═══ Task input

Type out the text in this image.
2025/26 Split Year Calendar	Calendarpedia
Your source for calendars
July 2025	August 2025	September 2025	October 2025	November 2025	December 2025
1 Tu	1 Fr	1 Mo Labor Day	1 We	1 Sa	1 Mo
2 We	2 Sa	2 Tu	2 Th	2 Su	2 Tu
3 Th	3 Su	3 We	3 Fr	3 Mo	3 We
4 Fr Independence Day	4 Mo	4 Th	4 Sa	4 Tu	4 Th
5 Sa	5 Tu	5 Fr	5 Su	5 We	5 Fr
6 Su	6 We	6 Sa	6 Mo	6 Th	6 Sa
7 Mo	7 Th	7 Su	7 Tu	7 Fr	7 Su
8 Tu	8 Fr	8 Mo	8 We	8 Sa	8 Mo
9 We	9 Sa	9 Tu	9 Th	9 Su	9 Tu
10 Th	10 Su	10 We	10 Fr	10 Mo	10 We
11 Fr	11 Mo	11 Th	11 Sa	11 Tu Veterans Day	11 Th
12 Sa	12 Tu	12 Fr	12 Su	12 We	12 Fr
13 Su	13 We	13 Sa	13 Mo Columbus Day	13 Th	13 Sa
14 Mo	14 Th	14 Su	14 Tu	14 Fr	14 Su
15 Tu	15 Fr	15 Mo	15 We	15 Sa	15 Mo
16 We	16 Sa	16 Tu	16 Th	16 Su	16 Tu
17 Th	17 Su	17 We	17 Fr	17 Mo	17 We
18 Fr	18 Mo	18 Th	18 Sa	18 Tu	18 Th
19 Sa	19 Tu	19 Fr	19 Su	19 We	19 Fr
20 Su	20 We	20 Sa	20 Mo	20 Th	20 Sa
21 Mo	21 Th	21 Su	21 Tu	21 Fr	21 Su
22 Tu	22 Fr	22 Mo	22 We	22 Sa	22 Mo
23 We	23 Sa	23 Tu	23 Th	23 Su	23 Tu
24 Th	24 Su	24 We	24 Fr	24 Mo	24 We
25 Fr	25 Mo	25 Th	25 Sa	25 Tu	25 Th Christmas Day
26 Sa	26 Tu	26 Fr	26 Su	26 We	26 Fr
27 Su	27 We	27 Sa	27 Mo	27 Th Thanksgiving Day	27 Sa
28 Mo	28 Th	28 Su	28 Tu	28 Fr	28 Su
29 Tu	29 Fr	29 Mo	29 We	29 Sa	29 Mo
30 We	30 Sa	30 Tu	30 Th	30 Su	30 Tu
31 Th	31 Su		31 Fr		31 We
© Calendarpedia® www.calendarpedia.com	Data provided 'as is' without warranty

══════

▸ **Work to complete**
Copy out each line of the entries that holds "Calendarpedia".

▸ **Task response**
2025/26 Split Year Calendar	Calendarpedia
© Calendarpedia® www.calendarpedia.com	Data provided 'as is' without warranty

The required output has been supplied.